§ **WHAT YOU SHOULD DO**:
Select and copy out every line in the records containing "type".

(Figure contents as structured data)
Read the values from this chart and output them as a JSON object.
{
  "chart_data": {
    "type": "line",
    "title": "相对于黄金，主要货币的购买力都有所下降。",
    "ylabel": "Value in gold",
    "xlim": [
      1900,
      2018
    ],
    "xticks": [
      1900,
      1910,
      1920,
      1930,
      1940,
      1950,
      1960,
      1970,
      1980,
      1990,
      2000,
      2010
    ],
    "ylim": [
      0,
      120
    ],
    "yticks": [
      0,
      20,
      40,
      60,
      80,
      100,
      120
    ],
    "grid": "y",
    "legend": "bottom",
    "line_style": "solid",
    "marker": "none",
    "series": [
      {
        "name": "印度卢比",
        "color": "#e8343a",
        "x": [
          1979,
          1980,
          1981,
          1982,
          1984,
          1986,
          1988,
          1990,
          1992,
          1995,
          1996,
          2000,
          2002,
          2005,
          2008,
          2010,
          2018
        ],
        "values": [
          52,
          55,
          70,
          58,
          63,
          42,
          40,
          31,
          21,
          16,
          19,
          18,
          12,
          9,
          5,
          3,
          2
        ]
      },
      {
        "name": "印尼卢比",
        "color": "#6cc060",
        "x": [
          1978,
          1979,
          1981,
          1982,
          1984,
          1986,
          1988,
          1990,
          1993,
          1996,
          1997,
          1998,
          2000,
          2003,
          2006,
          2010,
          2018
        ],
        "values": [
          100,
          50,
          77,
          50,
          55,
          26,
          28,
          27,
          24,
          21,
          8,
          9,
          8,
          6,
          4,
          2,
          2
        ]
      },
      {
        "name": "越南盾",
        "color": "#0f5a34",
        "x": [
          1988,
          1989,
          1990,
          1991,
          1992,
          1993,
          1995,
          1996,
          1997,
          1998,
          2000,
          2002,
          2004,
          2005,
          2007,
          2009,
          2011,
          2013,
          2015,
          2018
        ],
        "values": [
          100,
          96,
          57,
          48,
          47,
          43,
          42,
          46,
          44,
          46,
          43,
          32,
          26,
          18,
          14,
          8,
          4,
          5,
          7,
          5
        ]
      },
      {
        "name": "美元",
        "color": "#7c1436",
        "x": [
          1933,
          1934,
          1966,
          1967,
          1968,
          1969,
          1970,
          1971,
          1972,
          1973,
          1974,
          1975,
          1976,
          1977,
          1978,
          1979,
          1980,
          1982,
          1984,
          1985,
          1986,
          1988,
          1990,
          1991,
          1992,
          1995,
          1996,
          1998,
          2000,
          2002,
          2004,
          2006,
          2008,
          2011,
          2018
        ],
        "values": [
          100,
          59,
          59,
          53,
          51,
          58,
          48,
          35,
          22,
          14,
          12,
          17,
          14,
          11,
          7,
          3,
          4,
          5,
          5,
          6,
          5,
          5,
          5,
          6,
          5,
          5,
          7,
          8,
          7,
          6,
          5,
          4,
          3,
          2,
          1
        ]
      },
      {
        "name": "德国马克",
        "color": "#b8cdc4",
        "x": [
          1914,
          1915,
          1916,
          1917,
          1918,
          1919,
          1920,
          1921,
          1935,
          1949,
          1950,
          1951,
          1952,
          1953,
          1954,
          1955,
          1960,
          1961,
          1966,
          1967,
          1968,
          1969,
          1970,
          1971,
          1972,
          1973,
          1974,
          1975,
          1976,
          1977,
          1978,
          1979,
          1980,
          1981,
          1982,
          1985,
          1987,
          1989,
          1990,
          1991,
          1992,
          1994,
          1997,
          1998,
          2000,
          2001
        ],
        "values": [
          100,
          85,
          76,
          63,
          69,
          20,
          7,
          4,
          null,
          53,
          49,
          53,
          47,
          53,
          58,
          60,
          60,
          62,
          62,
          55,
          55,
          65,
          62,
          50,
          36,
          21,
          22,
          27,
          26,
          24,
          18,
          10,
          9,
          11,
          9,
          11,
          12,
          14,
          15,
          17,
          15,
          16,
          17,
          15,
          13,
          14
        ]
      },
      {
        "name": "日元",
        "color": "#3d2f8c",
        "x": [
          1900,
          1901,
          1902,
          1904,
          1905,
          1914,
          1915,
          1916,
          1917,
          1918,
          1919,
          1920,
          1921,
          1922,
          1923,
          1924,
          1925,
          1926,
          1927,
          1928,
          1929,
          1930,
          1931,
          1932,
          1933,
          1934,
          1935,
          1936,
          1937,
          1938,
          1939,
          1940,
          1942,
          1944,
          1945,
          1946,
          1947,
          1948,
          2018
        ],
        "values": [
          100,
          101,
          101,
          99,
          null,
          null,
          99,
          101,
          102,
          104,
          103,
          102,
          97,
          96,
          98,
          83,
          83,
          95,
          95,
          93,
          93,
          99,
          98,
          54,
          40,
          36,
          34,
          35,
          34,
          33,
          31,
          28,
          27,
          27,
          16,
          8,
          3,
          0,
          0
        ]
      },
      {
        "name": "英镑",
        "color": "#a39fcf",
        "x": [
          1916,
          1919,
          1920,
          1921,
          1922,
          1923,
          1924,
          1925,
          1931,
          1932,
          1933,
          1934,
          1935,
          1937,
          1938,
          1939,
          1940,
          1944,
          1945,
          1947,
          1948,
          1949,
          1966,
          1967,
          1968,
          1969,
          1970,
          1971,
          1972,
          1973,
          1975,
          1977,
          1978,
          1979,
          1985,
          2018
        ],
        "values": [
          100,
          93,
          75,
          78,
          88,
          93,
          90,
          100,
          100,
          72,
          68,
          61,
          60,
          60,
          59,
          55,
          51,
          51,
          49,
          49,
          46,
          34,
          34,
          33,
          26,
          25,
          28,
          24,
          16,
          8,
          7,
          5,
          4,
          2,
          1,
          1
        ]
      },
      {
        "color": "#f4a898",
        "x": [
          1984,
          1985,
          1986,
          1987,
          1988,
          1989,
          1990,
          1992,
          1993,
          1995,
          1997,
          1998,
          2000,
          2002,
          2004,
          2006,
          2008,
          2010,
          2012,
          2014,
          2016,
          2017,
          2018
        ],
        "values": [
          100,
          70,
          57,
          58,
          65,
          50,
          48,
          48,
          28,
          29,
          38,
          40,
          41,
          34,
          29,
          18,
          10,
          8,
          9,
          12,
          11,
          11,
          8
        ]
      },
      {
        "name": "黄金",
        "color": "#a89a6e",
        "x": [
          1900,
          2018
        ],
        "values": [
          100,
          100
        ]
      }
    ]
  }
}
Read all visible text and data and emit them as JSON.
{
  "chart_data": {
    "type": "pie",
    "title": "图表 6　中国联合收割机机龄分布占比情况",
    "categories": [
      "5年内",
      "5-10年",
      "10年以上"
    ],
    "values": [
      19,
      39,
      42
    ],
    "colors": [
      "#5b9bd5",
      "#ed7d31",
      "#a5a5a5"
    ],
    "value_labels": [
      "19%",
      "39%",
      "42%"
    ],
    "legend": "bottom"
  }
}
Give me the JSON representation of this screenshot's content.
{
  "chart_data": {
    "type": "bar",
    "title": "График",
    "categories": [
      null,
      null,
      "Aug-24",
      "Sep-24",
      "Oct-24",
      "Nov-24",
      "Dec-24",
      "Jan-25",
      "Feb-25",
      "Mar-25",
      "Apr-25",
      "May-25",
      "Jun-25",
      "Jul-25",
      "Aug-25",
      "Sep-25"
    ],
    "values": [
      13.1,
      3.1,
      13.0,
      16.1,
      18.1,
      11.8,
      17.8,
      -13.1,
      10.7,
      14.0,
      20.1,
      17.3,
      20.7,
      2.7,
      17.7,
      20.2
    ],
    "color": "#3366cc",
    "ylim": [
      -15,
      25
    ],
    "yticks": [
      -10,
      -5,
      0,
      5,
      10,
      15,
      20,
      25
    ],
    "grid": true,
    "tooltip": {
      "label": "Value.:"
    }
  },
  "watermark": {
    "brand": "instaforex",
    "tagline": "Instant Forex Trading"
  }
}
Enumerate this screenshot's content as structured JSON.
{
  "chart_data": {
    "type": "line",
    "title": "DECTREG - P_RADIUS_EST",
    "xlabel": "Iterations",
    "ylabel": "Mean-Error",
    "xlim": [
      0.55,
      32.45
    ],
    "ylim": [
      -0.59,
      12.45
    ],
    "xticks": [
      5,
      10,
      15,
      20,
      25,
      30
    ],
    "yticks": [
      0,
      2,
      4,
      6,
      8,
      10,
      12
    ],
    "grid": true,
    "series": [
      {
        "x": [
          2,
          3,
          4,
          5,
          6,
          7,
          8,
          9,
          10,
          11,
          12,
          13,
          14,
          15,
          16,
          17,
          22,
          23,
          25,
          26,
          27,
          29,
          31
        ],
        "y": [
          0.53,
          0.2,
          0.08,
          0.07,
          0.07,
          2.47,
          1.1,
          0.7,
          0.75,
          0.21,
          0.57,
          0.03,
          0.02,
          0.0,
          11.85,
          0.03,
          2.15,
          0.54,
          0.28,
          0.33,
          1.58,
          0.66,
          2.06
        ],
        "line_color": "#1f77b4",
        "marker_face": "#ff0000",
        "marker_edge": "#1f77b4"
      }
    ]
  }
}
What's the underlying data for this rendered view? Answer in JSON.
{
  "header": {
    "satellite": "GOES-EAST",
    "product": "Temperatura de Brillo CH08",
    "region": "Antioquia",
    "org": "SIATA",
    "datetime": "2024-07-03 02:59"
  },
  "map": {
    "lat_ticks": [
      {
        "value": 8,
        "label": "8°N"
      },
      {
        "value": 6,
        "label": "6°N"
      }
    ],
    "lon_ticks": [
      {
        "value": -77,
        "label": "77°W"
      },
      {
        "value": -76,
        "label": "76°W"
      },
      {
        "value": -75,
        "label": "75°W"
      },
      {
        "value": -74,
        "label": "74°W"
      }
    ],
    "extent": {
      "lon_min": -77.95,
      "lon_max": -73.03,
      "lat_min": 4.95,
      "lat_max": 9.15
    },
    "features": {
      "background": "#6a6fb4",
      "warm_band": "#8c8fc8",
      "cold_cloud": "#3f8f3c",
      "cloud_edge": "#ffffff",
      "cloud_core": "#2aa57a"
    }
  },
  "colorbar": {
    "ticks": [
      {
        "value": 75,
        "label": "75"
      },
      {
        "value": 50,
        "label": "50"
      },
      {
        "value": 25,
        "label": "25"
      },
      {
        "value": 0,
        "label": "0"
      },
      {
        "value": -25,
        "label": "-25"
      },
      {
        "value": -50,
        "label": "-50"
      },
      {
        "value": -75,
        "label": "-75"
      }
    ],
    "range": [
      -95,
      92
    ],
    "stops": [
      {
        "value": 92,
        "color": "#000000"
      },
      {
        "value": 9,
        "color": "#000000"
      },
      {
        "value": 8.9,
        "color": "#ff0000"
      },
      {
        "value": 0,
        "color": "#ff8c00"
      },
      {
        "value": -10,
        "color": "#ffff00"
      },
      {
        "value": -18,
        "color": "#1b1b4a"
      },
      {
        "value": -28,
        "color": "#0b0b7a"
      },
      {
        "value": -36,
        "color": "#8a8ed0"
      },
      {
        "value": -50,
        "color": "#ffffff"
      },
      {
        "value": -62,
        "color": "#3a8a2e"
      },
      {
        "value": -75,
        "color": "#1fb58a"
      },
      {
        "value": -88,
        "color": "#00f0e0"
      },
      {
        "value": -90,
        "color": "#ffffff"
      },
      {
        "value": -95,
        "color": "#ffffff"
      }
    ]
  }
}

§ **RESULT**:
    "type": "line",
    "type": "pie",
    "type": "bar",
    "type": "line",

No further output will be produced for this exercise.